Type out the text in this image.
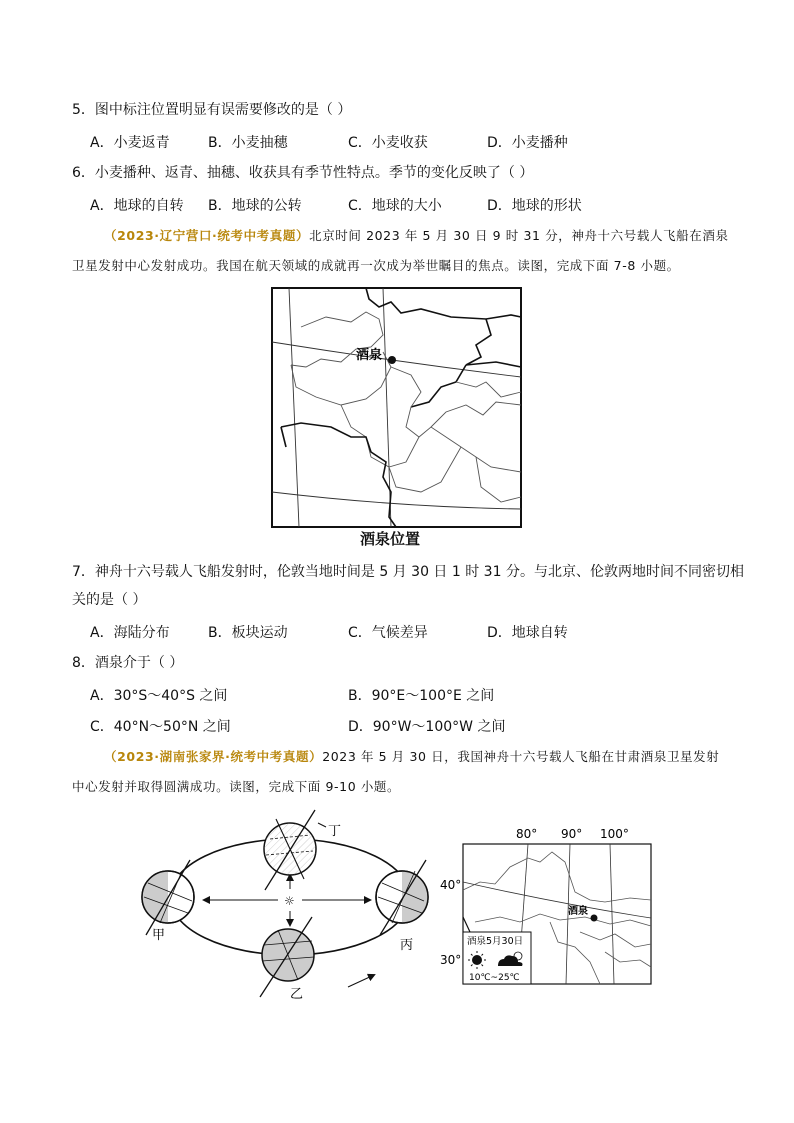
5．图中标注位置明显有误需要修改的是（ ）
A．小麦返青	B．小麦抽穗	C．小麦收获	D．小麦播种
6．小麦播种、返青、抽穗、收获具有季节性特点。季节的变化反映了（ ）
A．地球的自转 B．地球的公转	C．地球的大小	D．地球的形状
（2023·辽宁营口·统考中考真题）北京时间 2023 年 5 月 30 日 9 时 31 分，神舟十六号载人飞船在酒泉
卫星发射中心发射成功。我国在航天领域的成就再一次成为举世瞩目的焦点。读图，完成下面 7-8 小题。
酒泉
酒泉位置
7．神舟十六号载人飞船发射时，伦敦当地时间是 5 月 30 日 1 时 31 分。与北京、伦敦两地时间不同密切相
关的是（ ）
A．海陆分布	B．板块运动	C．气候差异	D．地球自转
8．酒泉介于（ ）
A．30°S～40°S 之间	B．90°E～100°E 之间
C．40°N～50°N 之间	D．90°W～100°W 之间
（2023·湖南张家界·统考中考真题）2023 年 5 月 30 日，我国神舟十六号载人飞船在甘肃酒泉卫星发射
中心发射并取得圆满成功。读图，完成下面 9-10 小题。
☼
丁
甲
乙
丙
80° 90° 100°
40°
30°
酒泉
酒泉5月30日
10℃~25℃
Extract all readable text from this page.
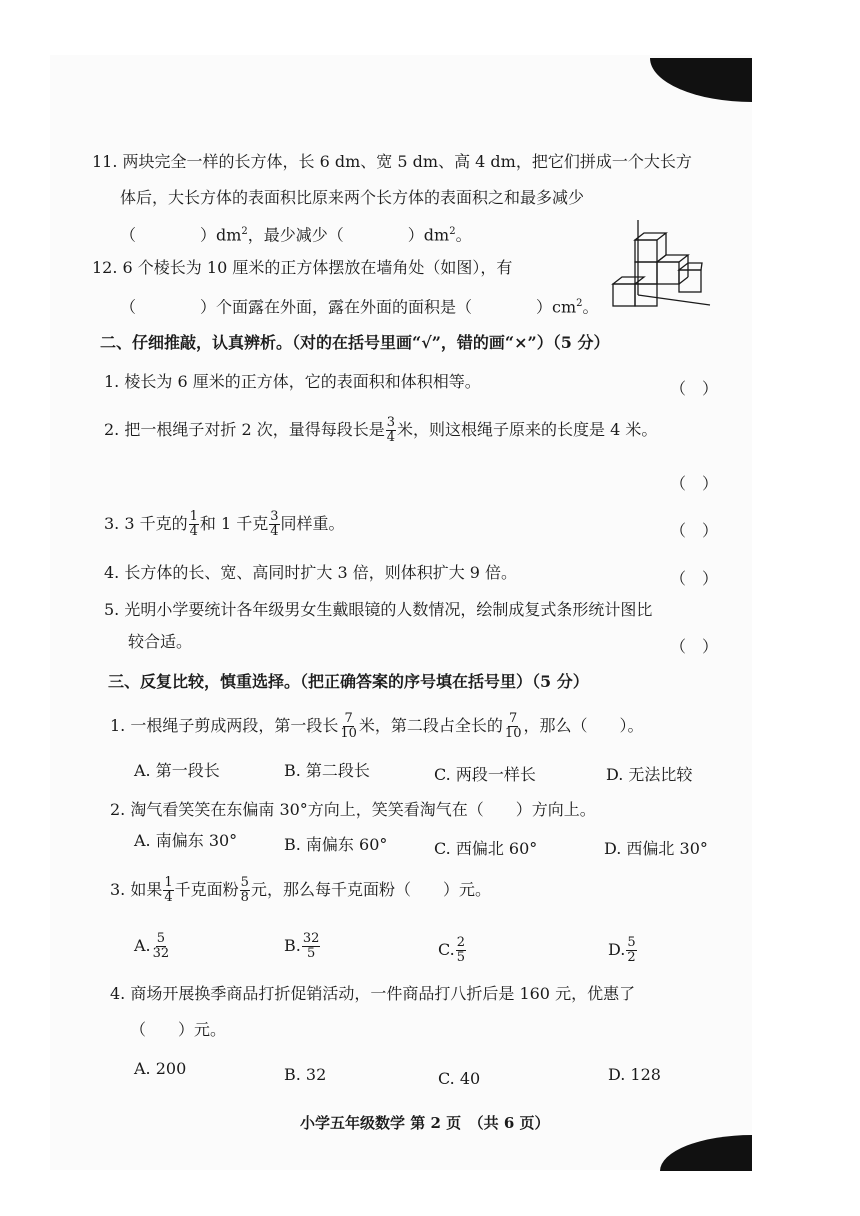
11. 两块完全一样的长方体，长 6 dm、宽 5 dm、高 4 dm，把它们拼成一个大长方
体后，大长方体的表面积比原来两个长方体的表面积之和最多减少
（　　　　）$dm^2$，最少减少（　　　　）$dm^2$。
12. 6 个棱长为 10 厘米的正方体摆放在墙角处（如图），有
（　　　　）个面露在外面，露在外面的面积是（　　　　）$cm^2$。
二、仔细推敲，认真辨析。（对的在括号里画“√”，错的画“×”）（5 分）
1. 棱长为 6 厘米的正方体，它的表面积和体积相等。	（　）
2. 把一根绳子对折 2 次，量得每段长是 $\frac{3}{4}$ 米，则这根绳子原来的长度是 4 米。
（　）
3. 3 千克的 $\frac{1}{4}$ 和 1 千克 $\frac{3}{4}$ 同样重。	（　）
4. 长方体的长、宽、高同时扩大 3 倍，则体积扩大 9 倍。	（　）
5. 光明小学要统计各年级男女生戴眼镜的人数情况，绘制成复式条形统计图比
较合适。	（　）
三、反复比较，慎重选择。（把正确答案的序号填在括号里）（5 分）
1. 一根绳子剪成两段，第一段长 $\frac{7}{10}$ 米，第二段占全长的 $\frac{7}{10}$ ，那么（　　）。
A. 第一段长	B. 第二段长	C. 两段一样长	D. 无法比较
2. 淘气看笑笑在东偏南 30°方向上，笑笑看淘气在（　　）方向上。
A. 南偏东 30°	B. 南偏东 60°	C. 西偏北 60°	D. 西偏北 30°
3. 如果 $\frac{1}{4}$ 千克面粉 $\frac{5}{8}$ 元，那么每千克面粉（　　）元。
A. $\frac{5}{32}$	B. $\frac{32}{5}$	C. $\frac{2}{5}$	D. $\frac{5}{2}$
4. 商场开展换季商品打折促销活动，一件商品打八折后是 160 元，优惠了
（　　）元。
A. 200	B. 32	C. 40	D. 128
小学五年级数学 第 2 页　（共 6 页）
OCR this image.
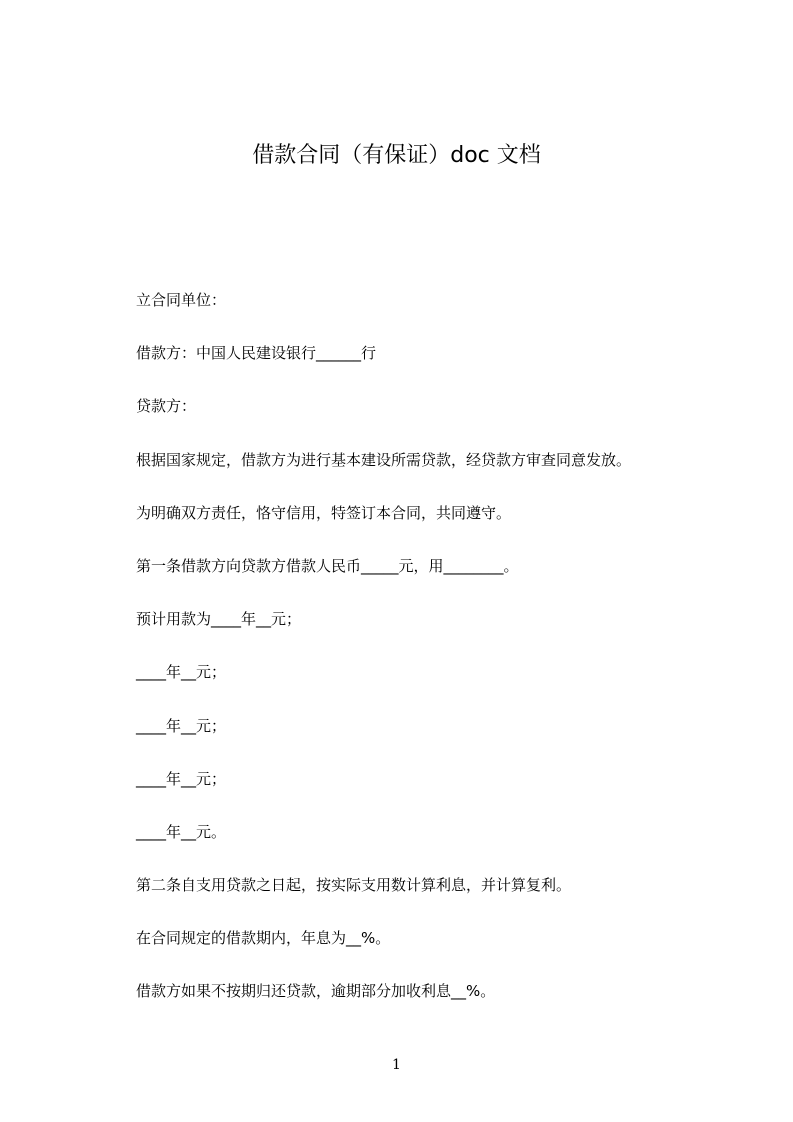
借款合同（有保证）doc 文档

立合同单位：

借款方：中国人民建设银行______行

贷款方：

根据国家规定，借款方为进行基本建设所需贷款，经贷款方审查同意发放。

为明确双方责任，恪守信用，特签订本合同，共同遵守。

第一条借款方向贷款方借款人民币_____元，用________。

预计用款为____年__元；

____年__元；

____年__元；

____年__元；

____年__元。

第二条自支用贷款之日起，按实际支用数计算利息，并计算复利。

在合同规定的借款期内，年息为__%。

借款方如果不按期归还贷款，逾期部分加收利息__%。

1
○ ○ ○ ○
* [Exercise goal]: Find every line in the records above that holds the word "完成下面", and copy each one.

* [Final result]:
卫星发射中心发射成功。我国在航天领域的成就再一次成为举世瞩目的焦点。读图，完成下面 7-8 小题。
中心发射并取得圆满成功。读图，完成下面 9-10 小题。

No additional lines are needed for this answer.